Data excerpts:
◆ ◆ ◆ ◆ ◆

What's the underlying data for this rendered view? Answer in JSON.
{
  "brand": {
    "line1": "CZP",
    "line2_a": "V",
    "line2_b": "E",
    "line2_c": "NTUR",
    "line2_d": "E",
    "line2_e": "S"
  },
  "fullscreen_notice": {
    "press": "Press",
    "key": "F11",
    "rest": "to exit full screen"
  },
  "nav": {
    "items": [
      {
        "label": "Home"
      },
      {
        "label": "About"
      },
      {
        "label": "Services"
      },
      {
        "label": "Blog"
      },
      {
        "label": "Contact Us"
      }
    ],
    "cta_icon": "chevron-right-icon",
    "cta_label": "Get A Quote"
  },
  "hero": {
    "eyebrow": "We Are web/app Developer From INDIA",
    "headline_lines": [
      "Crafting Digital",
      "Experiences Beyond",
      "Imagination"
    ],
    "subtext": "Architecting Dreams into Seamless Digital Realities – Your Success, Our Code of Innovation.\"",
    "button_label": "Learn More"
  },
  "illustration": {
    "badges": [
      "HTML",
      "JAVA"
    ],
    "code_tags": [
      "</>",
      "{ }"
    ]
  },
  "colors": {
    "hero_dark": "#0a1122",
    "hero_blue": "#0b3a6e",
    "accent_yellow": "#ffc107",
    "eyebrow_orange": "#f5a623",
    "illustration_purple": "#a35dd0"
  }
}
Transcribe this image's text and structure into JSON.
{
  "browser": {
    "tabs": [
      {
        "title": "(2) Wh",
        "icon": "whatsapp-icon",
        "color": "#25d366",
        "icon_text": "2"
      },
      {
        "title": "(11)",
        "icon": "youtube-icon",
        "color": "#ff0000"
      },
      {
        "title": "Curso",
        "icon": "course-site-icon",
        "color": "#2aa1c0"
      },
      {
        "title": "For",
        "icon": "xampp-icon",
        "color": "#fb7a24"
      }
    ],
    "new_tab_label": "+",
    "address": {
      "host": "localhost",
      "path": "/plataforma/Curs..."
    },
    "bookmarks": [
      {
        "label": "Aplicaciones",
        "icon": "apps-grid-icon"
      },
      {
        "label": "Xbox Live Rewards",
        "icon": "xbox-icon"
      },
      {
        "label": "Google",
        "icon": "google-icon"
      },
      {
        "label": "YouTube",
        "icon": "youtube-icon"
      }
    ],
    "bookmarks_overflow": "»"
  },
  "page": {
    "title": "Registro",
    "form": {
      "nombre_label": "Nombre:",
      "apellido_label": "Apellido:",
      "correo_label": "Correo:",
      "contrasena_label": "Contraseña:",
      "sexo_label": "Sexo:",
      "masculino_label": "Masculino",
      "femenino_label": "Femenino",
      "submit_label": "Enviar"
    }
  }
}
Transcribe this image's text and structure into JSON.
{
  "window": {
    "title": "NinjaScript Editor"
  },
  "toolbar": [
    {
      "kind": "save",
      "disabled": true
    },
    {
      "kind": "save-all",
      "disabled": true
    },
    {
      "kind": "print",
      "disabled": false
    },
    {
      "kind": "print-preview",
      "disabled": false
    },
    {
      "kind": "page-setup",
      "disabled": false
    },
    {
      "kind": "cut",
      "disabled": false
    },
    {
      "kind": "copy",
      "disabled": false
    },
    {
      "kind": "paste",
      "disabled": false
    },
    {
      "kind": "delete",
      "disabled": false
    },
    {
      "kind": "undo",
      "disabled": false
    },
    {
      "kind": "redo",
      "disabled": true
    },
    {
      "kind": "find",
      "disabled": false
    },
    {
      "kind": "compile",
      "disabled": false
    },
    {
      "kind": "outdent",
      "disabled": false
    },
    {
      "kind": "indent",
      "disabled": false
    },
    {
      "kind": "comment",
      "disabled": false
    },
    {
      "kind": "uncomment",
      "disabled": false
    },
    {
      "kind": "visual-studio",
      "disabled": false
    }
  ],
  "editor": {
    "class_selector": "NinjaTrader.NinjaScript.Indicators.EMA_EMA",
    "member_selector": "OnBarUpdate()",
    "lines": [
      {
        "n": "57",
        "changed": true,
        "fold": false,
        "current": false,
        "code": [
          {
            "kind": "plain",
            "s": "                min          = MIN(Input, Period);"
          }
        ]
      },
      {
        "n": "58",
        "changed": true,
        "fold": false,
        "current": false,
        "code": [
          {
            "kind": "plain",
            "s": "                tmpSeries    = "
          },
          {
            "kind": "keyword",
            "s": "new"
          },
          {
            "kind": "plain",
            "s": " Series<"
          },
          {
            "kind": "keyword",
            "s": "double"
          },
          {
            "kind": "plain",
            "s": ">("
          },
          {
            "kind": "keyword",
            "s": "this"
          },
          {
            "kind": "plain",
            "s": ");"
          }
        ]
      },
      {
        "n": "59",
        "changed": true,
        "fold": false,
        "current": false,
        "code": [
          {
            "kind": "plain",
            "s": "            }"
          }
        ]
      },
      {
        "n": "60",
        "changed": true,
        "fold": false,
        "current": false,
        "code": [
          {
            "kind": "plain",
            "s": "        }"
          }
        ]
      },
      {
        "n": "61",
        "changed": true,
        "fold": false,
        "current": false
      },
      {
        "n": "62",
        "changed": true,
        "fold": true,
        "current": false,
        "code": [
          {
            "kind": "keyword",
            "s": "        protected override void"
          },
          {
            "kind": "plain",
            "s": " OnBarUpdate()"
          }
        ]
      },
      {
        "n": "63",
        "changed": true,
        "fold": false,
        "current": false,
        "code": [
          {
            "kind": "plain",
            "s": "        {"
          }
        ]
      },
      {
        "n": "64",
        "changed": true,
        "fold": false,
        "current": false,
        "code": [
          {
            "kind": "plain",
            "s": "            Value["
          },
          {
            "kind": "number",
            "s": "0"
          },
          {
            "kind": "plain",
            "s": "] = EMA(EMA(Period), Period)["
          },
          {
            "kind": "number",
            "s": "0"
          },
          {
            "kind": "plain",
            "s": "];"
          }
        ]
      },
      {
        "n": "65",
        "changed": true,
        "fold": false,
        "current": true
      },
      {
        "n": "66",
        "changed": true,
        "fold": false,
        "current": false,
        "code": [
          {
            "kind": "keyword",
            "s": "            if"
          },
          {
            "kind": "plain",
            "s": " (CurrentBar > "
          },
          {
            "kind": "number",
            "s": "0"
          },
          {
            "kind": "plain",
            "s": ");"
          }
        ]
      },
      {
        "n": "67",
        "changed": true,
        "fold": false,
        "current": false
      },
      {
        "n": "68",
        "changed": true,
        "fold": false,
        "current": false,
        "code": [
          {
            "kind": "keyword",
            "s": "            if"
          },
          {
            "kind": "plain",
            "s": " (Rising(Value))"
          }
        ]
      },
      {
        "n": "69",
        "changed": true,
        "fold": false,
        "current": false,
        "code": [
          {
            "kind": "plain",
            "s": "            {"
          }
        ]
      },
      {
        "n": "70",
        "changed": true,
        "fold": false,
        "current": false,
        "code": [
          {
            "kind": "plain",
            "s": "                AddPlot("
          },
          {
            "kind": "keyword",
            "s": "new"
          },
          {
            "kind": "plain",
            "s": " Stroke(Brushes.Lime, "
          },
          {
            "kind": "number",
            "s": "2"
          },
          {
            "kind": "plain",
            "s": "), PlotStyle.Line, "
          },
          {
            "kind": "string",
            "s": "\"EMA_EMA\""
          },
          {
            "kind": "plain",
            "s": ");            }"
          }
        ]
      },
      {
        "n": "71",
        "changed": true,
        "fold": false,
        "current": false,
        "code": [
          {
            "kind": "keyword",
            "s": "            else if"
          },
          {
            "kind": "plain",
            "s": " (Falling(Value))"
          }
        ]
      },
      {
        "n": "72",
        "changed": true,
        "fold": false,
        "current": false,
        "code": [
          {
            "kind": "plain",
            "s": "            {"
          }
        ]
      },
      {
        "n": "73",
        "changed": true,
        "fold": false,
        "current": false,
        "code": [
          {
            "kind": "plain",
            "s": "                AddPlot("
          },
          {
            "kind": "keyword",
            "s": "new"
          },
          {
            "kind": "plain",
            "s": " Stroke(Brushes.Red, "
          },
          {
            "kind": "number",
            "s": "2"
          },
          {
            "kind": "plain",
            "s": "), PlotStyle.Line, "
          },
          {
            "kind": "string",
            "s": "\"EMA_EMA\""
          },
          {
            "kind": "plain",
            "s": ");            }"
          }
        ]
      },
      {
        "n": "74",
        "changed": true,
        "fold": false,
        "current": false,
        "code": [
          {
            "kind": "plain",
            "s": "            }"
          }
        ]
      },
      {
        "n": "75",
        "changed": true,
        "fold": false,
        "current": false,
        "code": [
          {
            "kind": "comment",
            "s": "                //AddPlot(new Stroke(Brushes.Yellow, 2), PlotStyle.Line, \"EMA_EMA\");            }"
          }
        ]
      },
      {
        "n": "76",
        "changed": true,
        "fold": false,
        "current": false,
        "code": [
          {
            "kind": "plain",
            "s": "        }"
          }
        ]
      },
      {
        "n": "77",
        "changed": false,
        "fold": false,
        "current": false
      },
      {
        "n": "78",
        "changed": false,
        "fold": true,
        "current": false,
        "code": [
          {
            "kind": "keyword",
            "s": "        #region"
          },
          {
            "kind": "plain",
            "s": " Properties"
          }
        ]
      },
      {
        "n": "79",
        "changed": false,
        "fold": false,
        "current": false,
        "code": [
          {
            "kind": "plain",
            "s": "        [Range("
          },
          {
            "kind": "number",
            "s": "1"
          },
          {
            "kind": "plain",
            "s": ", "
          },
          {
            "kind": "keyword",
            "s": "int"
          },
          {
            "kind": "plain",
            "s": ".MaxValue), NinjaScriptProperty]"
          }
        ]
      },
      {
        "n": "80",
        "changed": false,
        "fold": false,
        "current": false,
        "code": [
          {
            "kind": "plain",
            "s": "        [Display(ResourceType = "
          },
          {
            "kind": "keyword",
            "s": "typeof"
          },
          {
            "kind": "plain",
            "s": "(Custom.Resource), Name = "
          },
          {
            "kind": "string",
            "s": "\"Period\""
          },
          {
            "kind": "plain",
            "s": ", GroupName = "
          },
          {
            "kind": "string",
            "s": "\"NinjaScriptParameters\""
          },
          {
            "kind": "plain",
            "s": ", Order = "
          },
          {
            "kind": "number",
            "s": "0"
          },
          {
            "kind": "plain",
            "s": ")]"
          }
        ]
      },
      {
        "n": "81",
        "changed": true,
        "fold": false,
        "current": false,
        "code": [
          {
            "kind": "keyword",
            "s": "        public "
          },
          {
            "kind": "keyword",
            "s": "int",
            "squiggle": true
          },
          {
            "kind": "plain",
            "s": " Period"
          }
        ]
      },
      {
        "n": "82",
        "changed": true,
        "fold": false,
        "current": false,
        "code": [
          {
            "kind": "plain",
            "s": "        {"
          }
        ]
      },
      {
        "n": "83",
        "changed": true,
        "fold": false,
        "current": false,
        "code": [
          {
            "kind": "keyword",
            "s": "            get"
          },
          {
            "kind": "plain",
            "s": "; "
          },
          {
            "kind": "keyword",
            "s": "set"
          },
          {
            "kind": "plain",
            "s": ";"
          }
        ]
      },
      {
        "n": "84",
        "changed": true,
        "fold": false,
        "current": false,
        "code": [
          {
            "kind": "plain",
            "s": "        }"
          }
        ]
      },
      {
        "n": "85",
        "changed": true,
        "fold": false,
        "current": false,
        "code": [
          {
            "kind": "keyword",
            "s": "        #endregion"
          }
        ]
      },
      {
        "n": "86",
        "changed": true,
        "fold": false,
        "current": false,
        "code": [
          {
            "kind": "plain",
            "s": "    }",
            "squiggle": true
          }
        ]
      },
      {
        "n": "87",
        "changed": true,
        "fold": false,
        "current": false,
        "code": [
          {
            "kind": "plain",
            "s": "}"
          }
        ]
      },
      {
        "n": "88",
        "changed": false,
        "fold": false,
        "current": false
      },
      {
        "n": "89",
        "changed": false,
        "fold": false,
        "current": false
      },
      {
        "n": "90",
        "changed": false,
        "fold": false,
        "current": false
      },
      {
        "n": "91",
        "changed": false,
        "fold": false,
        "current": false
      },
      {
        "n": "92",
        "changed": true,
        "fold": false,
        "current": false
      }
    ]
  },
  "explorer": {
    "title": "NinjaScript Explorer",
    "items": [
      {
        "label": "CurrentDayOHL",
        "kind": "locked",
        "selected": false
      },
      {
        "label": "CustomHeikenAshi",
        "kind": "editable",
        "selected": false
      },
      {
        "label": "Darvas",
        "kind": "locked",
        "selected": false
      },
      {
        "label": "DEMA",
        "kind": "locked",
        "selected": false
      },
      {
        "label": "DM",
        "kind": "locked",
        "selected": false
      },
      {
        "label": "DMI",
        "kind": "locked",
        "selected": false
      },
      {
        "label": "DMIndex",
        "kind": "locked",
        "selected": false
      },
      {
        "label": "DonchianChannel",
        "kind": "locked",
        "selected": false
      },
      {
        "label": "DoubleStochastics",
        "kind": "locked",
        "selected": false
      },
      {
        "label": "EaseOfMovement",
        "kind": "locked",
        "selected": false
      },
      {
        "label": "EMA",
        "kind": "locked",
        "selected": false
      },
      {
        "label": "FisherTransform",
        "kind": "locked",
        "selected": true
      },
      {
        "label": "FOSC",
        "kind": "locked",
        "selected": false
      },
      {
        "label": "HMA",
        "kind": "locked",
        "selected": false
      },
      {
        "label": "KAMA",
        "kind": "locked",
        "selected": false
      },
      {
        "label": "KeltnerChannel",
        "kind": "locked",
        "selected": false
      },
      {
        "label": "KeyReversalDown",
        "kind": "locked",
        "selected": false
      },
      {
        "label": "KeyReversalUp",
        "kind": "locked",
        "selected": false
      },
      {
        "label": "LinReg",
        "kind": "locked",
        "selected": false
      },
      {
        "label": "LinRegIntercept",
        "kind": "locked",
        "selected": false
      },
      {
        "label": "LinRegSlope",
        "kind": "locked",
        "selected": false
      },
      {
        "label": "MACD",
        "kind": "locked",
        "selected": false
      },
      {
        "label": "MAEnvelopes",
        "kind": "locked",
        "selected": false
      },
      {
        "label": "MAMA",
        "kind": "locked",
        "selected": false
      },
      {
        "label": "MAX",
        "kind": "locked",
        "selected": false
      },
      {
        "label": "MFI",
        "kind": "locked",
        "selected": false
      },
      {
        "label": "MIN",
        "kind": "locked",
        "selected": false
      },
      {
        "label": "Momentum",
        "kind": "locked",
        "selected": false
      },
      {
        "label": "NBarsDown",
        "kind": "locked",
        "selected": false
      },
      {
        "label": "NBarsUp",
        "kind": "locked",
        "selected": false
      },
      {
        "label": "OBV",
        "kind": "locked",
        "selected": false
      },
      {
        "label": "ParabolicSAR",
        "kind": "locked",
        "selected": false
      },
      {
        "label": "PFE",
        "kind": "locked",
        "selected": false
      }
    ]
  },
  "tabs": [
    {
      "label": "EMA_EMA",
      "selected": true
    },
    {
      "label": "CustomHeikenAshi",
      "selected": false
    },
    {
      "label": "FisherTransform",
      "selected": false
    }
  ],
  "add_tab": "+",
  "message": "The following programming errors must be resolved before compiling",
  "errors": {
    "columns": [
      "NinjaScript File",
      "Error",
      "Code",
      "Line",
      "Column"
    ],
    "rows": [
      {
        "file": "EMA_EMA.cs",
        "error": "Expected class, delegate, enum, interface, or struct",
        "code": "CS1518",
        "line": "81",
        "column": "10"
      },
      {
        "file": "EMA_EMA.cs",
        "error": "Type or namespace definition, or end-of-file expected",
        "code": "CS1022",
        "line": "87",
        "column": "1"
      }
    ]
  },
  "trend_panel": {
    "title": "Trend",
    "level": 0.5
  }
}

◆ ◆ ◆ ◆ ◆

| Goal of the exercise |
Count every line above that holds the word "Brushes", and state the number and nothing more.

| Result below |
3